» SUPPLIED MATERIAL:
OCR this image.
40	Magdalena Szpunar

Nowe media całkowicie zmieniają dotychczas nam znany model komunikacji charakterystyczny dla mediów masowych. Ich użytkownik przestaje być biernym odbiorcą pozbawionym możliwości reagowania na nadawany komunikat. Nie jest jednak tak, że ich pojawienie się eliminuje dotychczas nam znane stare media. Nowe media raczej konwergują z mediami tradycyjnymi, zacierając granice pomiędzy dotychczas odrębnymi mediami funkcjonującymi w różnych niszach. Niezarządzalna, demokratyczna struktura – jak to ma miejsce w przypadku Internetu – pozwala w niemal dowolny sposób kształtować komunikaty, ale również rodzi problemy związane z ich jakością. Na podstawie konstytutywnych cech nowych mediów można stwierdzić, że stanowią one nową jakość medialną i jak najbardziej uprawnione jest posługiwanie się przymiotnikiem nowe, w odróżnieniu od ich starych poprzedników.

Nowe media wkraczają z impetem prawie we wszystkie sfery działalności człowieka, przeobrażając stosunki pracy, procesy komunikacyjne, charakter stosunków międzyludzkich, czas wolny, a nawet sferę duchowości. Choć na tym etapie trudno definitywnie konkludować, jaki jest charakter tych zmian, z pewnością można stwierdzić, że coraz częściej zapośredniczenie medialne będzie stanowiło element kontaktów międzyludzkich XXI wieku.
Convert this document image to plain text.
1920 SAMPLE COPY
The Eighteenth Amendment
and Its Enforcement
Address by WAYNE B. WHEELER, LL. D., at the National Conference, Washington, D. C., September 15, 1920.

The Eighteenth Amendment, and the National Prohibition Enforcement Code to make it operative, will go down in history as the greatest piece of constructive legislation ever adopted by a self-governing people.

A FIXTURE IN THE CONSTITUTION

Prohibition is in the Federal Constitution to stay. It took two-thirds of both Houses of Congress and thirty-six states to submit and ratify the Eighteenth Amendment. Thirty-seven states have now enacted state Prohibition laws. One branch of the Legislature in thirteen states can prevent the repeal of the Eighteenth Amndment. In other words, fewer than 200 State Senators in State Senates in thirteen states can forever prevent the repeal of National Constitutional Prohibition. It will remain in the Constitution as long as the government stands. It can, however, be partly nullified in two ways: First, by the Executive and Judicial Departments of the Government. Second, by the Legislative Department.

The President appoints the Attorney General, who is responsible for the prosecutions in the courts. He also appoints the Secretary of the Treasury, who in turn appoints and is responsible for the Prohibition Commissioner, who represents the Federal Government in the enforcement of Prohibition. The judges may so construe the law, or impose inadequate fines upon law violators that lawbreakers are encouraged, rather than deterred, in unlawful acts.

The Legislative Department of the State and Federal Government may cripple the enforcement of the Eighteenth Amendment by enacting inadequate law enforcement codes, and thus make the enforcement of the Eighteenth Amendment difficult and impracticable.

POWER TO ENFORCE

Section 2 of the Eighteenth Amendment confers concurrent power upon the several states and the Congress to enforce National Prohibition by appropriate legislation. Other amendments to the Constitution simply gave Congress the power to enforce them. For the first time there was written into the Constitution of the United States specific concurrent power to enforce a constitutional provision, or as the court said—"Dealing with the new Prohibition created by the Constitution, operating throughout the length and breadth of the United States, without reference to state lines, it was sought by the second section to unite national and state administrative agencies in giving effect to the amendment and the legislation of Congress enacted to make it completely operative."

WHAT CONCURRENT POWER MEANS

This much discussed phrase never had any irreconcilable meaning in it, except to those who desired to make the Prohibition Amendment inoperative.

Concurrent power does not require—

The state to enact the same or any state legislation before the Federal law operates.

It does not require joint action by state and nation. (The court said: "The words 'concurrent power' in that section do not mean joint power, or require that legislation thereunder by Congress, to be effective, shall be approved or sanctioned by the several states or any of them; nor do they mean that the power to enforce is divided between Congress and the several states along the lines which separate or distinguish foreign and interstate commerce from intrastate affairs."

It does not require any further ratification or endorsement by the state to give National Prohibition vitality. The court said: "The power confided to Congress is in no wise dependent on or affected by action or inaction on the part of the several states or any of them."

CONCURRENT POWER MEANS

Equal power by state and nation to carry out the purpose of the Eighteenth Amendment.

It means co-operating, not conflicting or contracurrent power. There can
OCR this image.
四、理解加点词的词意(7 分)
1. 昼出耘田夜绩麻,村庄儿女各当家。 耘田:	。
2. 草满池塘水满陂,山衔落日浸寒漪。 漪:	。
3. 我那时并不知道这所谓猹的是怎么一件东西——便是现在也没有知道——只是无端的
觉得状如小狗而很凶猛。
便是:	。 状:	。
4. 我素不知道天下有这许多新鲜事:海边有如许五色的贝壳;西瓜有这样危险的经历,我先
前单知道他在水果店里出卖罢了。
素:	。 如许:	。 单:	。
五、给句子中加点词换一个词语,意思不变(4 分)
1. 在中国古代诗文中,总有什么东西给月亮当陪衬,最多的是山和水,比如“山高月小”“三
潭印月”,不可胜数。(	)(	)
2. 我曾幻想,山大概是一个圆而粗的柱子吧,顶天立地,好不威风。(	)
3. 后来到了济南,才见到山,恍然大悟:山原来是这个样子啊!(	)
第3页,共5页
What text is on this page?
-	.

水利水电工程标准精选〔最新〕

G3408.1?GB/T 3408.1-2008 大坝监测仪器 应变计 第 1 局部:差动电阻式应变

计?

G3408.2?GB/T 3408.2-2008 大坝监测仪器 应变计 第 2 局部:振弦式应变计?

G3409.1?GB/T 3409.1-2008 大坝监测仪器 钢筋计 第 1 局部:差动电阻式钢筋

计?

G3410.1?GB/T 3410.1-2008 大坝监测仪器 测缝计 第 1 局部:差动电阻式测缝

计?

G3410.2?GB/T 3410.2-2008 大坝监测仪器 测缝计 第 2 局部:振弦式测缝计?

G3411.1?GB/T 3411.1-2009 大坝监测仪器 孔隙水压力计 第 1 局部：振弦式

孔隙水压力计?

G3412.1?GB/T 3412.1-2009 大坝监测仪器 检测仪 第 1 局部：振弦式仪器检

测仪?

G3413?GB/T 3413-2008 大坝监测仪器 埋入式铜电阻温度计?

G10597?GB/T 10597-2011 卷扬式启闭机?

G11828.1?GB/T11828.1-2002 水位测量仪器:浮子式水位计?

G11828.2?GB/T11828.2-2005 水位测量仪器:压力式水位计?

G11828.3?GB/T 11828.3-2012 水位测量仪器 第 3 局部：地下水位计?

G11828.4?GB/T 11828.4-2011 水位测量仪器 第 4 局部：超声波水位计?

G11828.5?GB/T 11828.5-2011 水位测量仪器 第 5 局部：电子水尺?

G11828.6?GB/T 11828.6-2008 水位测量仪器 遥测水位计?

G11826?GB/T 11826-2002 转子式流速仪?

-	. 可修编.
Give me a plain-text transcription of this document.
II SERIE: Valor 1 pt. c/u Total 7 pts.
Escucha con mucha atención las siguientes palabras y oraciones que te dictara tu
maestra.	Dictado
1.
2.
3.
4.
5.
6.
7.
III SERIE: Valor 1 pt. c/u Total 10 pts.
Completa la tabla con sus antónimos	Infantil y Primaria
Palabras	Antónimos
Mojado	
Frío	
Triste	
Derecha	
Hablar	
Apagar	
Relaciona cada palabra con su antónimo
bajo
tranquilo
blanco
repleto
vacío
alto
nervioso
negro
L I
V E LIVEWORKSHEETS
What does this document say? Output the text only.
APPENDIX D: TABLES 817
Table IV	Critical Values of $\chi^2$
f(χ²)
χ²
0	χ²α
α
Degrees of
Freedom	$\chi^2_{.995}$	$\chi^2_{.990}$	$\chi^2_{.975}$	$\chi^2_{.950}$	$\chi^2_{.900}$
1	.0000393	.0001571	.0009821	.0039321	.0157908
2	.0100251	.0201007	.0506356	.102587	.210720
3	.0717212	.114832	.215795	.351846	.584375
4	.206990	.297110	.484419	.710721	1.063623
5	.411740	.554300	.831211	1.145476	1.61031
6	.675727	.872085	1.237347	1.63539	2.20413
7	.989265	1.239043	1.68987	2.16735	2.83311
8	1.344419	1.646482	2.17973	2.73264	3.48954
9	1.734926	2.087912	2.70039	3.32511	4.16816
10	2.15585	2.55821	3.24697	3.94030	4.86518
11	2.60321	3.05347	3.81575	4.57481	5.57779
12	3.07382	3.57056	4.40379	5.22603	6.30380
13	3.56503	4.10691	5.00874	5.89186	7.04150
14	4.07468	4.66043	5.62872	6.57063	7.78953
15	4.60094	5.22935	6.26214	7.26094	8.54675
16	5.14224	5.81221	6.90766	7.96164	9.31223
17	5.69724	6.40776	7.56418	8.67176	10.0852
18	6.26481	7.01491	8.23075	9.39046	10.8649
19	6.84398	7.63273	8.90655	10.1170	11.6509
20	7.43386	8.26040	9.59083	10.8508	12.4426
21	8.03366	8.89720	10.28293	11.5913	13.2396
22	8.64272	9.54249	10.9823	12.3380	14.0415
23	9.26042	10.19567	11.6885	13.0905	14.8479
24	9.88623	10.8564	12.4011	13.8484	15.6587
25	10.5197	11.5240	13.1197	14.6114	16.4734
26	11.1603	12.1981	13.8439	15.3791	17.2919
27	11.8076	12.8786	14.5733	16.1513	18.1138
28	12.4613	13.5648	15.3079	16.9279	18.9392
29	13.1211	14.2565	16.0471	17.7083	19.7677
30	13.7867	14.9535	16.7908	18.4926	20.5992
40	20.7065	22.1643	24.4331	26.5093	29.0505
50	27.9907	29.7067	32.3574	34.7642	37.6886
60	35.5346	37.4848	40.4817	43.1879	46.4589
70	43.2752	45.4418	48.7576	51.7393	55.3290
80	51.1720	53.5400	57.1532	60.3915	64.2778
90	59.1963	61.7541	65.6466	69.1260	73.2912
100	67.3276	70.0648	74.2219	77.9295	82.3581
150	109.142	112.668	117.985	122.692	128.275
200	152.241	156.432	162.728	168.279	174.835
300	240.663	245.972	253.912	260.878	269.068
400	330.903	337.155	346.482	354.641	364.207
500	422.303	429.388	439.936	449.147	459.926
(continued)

» PROBLEM DETAILS:
Copy each line above that contains the word "大坝监测仪器".

» REPLY TO THE EXERCISE:
G3408.1?GB/T 3408.1-2008 大坝监测仪器 应变计 第 1 局部:差动电阻式应变
G3408.2?GB/T 3408.2-2008 大坝监测仪器 应变计 第 2 局部:振弦式应变计?
G3409.1?GB/T 3409.1-2008 大坝监测仪器 钢筋计 第 1 局部:差动电阻式钢筋
G3410.1?GB/T 3410.1-2008 大坝监测仪器 测缝计 第 1 局部:差动电阻式测缝
G3410.2?GB/T 3410.2-2008 大坝监测仪器 测缝计 第 2 局部:振弦式测缝计?
G3411.1?GB/T 3411.1-2009 大坝监测仪器 孔隙水压力计 第 1 局部：振弦式
G3412.1?GB/T 3412.1-2009 大坝监测仪器 检测仪 第 1 局部：振弦式仪器检
G3413?GB/T 3413-2008 大坝监测仪器 埋入式铜电阻温度计?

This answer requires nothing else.